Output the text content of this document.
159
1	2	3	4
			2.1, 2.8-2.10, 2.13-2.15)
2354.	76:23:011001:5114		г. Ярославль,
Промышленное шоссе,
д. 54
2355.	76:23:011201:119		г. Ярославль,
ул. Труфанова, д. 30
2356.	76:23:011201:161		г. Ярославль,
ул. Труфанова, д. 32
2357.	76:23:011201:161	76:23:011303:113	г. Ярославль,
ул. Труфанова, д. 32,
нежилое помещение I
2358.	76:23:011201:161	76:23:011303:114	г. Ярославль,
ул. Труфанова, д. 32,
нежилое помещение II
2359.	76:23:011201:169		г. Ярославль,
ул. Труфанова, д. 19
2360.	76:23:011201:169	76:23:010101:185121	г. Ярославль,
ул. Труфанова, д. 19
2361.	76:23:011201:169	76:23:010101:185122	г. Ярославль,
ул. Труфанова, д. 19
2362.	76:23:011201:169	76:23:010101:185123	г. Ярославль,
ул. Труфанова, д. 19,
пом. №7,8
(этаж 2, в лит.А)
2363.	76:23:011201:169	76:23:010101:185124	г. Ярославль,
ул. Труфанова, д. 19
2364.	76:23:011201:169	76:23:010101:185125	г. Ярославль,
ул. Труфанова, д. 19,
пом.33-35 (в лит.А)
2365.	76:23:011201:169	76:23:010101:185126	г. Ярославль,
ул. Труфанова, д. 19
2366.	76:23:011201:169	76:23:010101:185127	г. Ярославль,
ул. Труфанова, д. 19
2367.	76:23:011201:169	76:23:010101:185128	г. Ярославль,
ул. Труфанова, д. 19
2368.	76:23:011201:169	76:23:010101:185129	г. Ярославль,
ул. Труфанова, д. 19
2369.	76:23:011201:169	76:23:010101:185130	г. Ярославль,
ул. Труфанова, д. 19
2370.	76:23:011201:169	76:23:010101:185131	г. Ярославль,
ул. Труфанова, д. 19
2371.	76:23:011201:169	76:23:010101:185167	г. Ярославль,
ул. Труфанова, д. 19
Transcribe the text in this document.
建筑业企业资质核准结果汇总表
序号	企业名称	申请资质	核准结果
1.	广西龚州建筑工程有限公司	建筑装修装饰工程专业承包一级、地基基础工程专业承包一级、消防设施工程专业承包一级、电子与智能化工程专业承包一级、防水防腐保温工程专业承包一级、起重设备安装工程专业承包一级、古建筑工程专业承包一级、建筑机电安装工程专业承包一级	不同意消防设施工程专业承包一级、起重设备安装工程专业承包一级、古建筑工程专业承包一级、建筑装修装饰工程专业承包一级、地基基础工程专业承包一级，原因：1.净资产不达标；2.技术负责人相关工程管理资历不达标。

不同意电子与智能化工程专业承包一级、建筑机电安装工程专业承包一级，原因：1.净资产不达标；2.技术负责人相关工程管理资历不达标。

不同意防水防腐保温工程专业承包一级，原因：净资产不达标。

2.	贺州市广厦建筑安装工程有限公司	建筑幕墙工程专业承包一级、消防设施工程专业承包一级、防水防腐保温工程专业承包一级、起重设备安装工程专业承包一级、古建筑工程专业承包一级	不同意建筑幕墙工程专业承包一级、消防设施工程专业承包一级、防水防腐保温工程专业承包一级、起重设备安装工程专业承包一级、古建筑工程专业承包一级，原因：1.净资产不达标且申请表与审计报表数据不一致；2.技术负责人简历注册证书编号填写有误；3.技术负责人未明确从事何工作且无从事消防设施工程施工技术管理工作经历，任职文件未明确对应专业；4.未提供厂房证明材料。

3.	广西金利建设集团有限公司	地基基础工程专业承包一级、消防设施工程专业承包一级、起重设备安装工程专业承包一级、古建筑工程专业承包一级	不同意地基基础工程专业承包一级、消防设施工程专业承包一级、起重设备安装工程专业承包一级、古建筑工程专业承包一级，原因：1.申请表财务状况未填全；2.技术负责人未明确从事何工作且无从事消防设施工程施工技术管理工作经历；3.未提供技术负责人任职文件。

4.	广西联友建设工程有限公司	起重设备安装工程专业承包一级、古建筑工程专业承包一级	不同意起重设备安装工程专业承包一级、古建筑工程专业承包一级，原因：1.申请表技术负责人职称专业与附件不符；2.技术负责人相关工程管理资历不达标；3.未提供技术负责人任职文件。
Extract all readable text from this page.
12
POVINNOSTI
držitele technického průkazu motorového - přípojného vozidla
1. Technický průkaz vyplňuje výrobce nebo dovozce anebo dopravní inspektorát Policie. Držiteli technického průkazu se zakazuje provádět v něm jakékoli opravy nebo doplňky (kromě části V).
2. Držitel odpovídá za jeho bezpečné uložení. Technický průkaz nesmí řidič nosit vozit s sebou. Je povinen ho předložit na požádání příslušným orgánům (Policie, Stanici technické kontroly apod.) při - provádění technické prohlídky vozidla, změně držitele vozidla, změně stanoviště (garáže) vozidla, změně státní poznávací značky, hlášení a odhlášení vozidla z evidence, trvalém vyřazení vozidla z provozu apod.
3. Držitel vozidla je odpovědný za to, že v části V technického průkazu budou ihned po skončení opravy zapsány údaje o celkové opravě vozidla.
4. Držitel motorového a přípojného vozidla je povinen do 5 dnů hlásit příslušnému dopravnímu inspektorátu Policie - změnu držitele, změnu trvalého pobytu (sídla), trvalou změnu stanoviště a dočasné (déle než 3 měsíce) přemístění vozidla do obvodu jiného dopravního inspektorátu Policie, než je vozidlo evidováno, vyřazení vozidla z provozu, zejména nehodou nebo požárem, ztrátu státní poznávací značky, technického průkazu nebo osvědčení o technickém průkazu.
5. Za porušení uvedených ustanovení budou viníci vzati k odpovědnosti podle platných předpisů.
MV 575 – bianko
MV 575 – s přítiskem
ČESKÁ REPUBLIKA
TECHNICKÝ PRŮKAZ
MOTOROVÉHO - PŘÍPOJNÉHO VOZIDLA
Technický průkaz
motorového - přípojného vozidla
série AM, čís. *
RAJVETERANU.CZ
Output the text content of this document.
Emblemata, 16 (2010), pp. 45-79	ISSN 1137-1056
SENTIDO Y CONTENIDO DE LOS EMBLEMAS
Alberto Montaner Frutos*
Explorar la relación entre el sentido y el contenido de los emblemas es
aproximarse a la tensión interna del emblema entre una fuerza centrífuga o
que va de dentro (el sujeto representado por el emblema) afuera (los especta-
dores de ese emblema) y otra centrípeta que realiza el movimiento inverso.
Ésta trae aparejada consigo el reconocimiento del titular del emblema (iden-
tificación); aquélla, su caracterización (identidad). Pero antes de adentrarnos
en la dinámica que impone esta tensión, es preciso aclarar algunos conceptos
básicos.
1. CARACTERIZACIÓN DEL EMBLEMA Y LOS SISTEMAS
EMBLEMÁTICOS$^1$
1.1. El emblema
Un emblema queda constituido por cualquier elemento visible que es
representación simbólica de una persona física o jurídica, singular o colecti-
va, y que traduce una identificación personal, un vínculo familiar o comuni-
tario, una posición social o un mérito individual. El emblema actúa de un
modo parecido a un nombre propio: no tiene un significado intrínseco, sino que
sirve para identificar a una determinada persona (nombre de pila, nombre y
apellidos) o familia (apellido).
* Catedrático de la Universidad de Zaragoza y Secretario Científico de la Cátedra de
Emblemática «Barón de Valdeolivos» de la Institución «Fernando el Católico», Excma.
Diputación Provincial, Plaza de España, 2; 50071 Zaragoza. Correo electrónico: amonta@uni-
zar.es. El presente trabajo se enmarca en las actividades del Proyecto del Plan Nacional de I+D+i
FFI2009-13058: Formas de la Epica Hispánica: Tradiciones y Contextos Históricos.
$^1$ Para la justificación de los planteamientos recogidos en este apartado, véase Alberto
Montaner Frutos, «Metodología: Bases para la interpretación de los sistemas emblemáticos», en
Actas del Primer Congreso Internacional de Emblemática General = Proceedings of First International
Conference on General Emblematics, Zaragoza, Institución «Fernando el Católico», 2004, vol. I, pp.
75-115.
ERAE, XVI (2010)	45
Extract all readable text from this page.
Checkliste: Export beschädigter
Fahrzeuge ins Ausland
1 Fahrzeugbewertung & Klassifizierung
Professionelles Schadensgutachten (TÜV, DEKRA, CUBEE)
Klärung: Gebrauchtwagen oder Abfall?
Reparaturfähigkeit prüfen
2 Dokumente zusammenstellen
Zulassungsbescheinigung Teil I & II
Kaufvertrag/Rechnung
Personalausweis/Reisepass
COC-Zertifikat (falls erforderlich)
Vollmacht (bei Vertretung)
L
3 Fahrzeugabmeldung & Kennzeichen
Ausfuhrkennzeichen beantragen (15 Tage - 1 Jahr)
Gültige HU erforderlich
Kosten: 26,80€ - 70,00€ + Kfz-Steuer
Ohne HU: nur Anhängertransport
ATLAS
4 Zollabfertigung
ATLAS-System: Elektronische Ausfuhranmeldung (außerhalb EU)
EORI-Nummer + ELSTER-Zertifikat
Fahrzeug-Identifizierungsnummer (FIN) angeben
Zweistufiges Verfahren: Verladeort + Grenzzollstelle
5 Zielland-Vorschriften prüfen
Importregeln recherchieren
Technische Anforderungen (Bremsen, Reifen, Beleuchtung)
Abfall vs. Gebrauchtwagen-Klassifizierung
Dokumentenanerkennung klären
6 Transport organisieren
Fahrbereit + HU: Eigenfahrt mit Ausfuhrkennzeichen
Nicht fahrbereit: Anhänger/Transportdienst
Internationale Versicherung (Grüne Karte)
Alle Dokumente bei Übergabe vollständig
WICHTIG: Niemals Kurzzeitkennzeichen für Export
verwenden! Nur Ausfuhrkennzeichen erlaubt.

◇ ◇ ◇

• _Directive_:
From the data above, copy each line that holds "General".

• _Response for this exercise_:
Actas del Primer Congreso Internacional de Emblemática General = Proceedings of First International
Conference on General Emblematics, Zaragoza, Institución «Fernando el Católico», 2004, vol. I, pp.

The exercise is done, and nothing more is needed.